**Extracted data entries:**
◆ ◆ ◆ ◆ ◆

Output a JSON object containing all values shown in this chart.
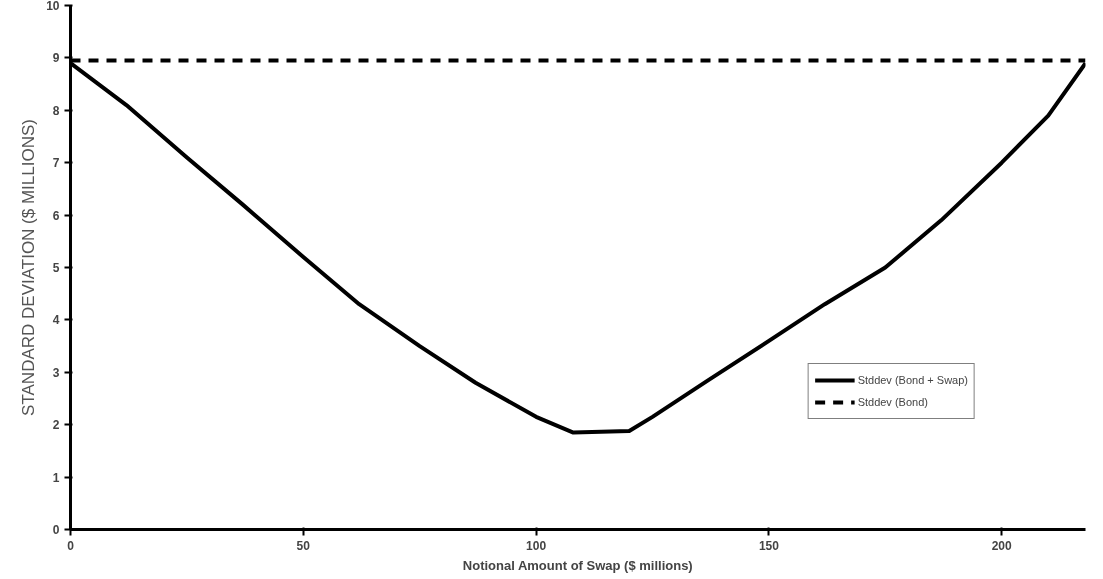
{
  "chart_data": {
    "type": "line",
    "xlabel": "Notional Amount of Swap ($ millions)",
    "ylabel": "STANDARD DEVIATION ($ MILLIONS)",
    "xlim": [
      0,
      218
    ],
    "xticks": [
      0,
      50,
      100,
      150,
      200
    ],
    "ylim": [
      0,
      10
    ],
    "yticks": [
      0,
      1,
      2,
      3,
      4,
      5,
      6,
      7,
      8,
      9,
      10
    ],
    "grid": false,
    "legend": "right",
    "marker": "none",
    "series": [
      {
        "name": "Stddev (Bond + Swap)",
        "color": "#000000",
        "line_style": "solid",
        "x": [
          0,
          12,
          25,
          37,
          50,
          62,
          75,
          87,
          100,
          108,
          120,
          125,
          137,
          150,
          162,
          175,
          187,
          200,
          210,
          218
        ],
        "values": [
          8.9,
          8.1,
          7.1,
          6.2,
          5.2,
          4.3,
          3.5,
          2.8,
          2.15,
          1.85,
          1.88,
          2.15,
          2.85,
          3.6,
          4.3,
          5.0,
          5.9,
          7.0,
          7.9,
          8.9
        ]
      },
      {
        "name": "Stddev (Bond)",
        "color": "#000000",
        "line_style": "dashed",
        "x": [
          0,
          218
        ],
        "values": [
          8.95,
          8.95
        ]
      }
    ]
  }
}
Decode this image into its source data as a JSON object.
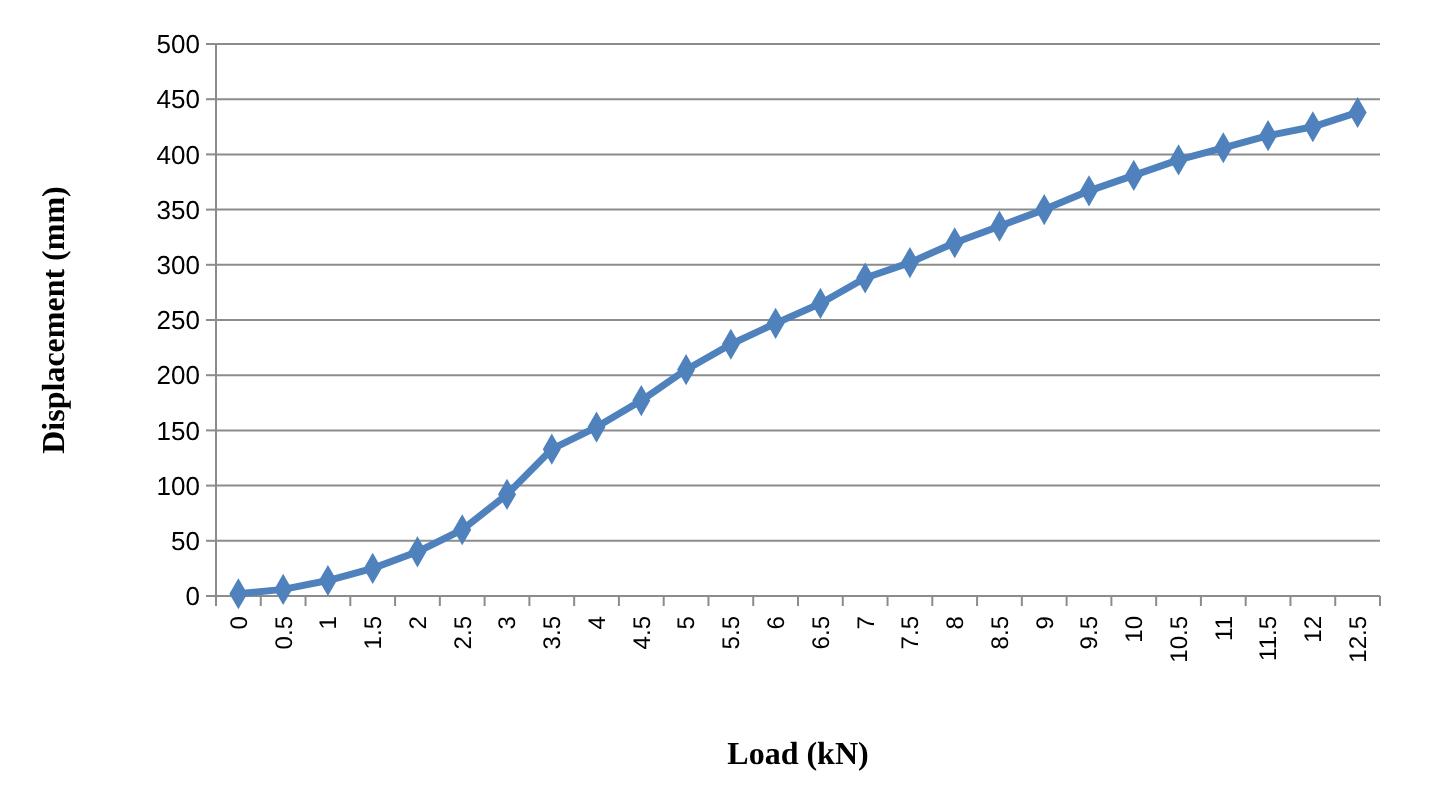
{
  "chart_data": {
    "type": "line",
    "xlabel": "Load (kN)",
    "ylabel": "Displacement (mm)",
    "categories": [
      "0",
      "0.5",
      "1",
      "1.5",
      "2",
      "2.5",
      "3",
      "3.5",
      "4",
      "4.5",
      "5",
      "5.5",
      "6",
      "6.5",
      "7",
      "7.5",
      "8",
      "8.5",
      "9",
      "9.5",
      "10",
      "10.5",
      "11",
      "11.5",
      "12",
      "12.5"
    ],
    "series": [
      {
        "color": "#4f81bd",
        "values": [
          2,
          6,
          14,
          25,
          40,
          60,
          92,
          133,
          153,
          177,
          205,
          228,
          247,
          265,
          288,
          302,
          320,
          335,
          350,
          367,
          381,
          395,
          406,
          417,
          425,
          438
        ]
      }
    ],
    "ylim": [
      0,
      500
    ],
    "yticks": [
      0,
      50,
      100,
      150,
      200,
      250,
      300,
      350,
      400,
      450,
      500
    ],
    "grid": "y",
    "marker": "diamond",
    "line_style": "solid"
  }
}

◆ ◆ ◆ ◆ ◆

**Required work:** Read the data above. Pull out each line in which the string "Stddev" appears.

**Full output:**
        "name": "Stddev (Bond + Swap)",
        "name": "Stddev (Bond)",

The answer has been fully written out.